Task objective. From the line that has "Output a JSON" down to the final line of the listing below, transcribe every line exactly, and only those.

====

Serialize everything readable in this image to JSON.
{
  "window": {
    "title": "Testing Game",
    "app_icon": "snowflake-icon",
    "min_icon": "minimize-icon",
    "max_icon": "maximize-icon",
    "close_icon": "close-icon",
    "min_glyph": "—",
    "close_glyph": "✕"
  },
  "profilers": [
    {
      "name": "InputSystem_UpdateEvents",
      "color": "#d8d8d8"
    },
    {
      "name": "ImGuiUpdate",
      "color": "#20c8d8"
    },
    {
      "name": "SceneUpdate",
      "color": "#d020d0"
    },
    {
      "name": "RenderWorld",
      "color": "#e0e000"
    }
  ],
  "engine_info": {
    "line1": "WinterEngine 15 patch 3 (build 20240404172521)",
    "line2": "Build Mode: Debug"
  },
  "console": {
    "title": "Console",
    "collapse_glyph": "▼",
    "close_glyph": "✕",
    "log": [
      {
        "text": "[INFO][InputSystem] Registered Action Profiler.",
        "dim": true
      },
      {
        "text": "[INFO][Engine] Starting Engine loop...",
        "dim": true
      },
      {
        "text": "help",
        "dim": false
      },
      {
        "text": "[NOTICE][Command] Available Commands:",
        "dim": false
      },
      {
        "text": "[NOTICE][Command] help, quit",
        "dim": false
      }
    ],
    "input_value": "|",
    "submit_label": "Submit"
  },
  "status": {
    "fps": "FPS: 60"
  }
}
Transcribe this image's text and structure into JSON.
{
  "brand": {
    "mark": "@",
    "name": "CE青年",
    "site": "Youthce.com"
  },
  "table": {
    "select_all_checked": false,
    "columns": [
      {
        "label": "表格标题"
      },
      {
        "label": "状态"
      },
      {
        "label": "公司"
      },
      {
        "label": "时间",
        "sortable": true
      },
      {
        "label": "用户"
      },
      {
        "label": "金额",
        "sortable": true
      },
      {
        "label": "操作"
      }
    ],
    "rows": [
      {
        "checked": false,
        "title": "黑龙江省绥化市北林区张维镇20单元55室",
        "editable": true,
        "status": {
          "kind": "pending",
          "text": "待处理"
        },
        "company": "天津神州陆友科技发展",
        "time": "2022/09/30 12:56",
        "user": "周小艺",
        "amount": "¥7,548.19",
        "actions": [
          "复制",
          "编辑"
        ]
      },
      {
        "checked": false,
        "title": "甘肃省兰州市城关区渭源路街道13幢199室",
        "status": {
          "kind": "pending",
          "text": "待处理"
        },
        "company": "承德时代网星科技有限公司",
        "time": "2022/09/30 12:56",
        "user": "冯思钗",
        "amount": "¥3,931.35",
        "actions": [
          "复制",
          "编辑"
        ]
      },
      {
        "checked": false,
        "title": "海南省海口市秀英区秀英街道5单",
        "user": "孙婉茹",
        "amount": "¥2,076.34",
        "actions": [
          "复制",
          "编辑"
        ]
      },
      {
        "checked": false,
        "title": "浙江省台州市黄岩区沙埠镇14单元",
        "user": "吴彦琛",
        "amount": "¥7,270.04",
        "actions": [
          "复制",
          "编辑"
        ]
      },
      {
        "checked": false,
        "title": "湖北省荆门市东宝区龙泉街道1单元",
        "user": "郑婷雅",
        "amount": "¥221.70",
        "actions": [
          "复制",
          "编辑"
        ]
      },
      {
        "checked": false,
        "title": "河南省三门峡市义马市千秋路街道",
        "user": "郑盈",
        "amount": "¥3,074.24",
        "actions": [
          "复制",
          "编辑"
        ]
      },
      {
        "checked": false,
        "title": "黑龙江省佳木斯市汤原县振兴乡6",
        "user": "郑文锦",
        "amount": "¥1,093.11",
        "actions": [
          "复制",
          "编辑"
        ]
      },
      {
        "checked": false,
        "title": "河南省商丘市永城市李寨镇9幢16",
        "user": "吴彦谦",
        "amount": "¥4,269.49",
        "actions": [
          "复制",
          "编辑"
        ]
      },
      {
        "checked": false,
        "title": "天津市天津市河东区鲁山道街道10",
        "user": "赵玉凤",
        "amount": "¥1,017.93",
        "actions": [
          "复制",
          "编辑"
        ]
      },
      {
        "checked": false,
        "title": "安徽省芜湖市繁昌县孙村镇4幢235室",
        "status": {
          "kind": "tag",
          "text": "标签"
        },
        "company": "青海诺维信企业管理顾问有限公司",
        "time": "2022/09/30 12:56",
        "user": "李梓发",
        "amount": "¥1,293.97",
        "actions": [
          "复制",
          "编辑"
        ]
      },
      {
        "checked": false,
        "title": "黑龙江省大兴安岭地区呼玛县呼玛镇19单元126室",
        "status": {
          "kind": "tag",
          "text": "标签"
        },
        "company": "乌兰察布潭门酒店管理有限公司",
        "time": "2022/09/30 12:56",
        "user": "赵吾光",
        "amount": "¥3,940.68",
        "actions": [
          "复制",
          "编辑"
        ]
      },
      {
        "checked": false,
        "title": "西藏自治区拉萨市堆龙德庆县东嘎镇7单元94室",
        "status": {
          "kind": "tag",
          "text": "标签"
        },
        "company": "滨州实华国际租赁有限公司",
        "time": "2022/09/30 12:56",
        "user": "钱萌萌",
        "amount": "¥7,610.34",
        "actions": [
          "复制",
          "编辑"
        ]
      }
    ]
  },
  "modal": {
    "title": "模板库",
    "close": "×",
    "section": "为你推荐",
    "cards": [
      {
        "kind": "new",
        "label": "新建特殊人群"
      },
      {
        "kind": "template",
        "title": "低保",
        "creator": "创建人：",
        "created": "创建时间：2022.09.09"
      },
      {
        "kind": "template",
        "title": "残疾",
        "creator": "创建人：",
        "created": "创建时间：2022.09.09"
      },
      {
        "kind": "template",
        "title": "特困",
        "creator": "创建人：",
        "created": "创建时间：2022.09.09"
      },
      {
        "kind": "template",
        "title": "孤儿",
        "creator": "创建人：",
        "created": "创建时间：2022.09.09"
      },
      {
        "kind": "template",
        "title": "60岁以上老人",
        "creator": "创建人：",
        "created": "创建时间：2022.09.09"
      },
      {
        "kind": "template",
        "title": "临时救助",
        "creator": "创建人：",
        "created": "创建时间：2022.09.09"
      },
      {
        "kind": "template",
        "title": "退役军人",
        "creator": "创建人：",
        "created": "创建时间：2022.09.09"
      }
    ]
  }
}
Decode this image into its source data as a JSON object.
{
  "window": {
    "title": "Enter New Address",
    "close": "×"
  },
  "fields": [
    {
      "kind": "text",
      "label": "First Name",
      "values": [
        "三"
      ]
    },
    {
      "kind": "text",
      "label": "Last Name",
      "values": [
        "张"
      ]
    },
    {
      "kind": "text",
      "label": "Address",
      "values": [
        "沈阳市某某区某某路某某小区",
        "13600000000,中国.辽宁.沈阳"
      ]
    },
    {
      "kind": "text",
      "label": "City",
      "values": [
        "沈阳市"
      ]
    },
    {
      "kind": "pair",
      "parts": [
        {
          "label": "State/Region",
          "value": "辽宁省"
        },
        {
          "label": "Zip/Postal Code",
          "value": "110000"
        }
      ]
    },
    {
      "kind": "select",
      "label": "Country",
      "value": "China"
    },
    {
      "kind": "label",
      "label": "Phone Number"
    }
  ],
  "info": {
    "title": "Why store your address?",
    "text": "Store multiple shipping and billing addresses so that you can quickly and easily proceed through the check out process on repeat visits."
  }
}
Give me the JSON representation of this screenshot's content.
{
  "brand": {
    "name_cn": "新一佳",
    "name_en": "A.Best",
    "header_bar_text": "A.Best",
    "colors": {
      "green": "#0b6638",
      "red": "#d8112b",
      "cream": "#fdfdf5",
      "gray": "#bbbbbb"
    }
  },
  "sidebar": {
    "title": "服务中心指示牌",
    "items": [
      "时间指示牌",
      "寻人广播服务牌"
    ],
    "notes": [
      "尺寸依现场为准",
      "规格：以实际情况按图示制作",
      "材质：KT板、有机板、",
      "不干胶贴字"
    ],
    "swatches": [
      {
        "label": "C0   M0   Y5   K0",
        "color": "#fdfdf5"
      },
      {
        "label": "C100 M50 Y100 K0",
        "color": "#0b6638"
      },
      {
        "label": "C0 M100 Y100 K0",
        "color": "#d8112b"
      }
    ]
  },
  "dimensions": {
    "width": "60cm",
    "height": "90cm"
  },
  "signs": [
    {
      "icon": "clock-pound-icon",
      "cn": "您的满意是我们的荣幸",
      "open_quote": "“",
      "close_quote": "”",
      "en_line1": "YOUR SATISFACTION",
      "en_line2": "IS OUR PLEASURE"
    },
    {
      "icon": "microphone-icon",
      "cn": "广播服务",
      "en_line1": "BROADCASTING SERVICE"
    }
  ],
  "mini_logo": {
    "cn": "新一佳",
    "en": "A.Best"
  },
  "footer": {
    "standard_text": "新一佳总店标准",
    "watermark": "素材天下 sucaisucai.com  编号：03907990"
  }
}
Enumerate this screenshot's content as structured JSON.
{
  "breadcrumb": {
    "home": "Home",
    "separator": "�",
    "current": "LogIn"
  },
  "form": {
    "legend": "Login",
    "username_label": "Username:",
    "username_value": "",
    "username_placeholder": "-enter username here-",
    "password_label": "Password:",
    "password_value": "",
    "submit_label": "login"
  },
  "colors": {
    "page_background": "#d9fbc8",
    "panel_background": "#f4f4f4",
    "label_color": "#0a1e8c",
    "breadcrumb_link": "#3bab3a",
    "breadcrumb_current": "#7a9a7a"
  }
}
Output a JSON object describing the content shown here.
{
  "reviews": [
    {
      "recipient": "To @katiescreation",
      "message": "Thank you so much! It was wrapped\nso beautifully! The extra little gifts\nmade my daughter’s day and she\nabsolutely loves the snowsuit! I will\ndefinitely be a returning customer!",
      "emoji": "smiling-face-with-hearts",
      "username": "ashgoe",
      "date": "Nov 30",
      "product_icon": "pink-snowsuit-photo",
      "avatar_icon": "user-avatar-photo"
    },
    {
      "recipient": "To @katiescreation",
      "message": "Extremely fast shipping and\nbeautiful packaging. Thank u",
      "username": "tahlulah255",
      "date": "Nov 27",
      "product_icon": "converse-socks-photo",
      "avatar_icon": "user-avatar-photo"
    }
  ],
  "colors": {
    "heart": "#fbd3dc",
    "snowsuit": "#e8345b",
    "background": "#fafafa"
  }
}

====

Exercise response.
Output a JSON object describing the content shown here.
{
  "reviews": [
    {
      "recipient": "To @katiescreation",
      "message": "Thank you so much! It was wrapped\nso beautifully! The extra little gifts\nmade my daughter’s day and she\nabsolutely loves the snowsuit! I will\ndefinitely be a returning customer!",
      "emoji": "smiling-face-with-hearts",
      "username": "ashgoe",
      "date": "Nov 30",
      "product_icon": "pink-snowsuit-photo",
      "avatar_icon": "user-avatar-photo"
    },
    {
      "recipient": "To @katiescreation",
      "message": "Extremely fast shipping and\nbeautiful packaging. Thank u",
      "username": "tahlulah255",
      "date": "Nov 27",
      "product_icon": "converse-socks-photo",
      "avatar_icon": "user-avatar-photo"
    }
  ],
  "colors": {
    "heart": "#fbd3dc",
    "snowsuit": "#e8345b",
    "background": "#fafafa"
  }
}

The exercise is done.